* [THE TASK]
Search the material for the word "Proceedings" and copy each line that holds it.

* [EXCERPTED DATA]
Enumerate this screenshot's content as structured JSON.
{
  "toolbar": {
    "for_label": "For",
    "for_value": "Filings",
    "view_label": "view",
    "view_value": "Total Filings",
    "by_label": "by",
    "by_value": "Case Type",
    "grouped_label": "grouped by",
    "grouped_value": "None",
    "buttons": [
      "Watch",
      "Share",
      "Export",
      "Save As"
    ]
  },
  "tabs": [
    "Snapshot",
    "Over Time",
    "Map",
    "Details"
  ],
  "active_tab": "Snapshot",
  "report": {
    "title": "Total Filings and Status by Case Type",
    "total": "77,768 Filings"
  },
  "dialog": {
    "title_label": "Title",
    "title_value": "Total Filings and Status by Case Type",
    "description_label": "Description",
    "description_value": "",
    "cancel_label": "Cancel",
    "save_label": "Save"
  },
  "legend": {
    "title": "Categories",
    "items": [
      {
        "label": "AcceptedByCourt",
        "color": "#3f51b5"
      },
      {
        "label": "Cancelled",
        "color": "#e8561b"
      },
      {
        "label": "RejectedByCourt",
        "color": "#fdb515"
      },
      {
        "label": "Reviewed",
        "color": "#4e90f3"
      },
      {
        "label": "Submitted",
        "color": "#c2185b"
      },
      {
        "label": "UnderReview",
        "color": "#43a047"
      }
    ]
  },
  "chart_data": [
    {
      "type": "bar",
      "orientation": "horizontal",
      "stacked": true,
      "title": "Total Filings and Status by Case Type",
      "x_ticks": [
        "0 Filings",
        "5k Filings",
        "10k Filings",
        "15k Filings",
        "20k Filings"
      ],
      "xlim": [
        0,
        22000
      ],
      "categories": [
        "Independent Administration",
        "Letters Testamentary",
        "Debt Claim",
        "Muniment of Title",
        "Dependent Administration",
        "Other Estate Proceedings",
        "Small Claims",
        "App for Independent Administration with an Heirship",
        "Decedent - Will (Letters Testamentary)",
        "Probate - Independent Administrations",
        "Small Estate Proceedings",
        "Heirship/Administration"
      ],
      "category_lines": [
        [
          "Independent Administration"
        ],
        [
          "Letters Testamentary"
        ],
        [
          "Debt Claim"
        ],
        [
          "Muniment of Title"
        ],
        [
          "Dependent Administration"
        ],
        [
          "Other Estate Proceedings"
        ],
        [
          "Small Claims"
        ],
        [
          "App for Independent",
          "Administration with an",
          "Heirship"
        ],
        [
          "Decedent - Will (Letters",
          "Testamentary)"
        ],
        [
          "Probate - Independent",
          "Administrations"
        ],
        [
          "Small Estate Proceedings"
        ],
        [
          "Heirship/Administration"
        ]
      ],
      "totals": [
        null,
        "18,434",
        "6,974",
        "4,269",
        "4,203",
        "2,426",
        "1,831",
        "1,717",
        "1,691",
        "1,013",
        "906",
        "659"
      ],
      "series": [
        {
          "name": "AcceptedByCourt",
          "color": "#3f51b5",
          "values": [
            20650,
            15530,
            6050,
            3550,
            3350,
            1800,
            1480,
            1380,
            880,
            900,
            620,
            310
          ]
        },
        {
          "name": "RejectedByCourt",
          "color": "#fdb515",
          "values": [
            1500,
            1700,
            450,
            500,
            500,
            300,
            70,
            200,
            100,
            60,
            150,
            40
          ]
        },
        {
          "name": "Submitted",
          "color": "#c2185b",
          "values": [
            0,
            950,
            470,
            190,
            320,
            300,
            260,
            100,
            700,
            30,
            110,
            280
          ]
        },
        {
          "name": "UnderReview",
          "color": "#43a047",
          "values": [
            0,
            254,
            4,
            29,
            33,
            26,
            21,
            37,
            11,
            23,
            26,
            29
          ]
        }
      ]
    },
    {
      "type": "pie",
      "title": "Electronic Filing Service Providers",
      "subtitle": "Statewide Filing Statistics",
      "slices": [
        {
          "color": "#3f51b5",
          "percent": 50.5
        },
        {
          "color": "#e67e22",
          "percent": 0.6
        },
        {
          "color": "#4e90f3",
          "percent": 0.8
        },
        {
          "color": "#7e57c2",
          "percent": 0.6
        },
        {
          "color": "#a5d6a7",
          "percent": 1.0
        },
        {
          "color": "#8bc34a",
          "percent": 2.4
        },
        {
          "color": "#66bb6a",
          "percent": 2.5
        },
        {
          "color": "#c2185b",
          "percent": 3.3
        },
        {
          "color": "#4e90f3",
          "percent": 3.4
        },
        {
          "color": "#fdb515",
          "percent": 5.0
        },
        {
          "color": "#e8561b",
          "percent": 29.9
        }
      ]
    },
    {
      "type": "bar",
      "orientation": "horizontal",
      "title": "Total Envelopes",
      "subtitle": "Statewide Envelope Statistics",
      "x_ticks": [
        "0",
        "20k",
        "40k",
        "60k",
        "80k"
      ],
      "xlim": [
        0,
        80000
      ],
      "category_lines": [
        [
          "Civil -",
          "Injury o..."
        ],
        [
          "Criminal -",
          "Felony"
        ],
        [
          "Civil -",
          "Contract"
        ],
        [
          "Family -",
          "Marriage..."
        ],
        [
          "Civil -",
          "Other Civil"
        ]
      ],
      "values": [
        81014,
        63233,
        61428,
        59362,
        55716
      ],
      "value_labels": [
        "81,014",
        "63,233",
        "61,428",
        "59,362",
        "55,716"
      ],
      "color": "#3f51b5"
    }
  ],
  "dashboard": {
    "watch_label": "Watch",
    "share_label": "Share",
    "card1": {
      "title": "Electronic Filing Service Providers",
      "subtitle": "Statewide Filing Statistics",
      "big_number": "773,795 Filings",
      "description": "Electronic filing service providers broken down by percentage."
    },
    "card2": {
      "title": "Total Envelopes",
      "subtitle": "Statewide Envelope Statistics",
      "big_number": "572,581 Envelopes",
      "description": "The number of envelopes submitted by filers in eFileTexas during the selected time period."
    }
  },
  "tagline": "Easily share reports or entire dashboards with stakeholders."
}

==

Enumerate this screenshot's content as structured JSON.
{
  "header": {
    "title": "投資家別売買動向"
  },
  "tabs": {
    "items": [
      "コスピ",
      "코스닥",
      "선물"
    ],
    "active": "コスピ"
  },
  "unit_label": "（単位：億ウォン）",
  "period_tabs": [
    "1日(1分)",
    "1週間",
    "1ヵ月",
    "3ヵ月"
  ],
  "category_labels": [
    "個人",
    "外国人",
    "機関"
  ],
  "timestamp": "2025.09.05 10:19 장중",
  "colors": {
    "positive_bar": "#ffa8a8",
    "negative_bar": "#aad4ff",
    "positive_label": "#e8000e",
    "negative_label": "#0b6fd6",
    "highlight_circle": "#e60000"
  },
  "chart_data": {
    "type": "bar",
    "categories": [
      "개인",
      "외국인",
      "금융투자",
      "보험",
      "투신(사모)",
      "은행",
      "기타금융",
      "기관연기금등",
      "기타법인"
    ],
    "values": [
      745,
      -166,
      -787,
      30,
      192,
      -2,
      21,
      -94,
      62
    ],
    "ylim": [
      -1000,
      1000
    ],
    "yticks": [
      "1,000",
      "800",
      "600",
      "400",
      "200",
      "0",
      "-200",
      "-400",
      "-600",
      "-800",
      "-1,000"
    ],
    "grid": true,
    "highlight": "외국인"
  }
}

* [SOLUTION FOR THIS EXERCISE]
        "Other Estate Proceedings",
        "Small Estate Proceedings",
          "Other Estate Proceedings"
          "Small Estate Proceedings"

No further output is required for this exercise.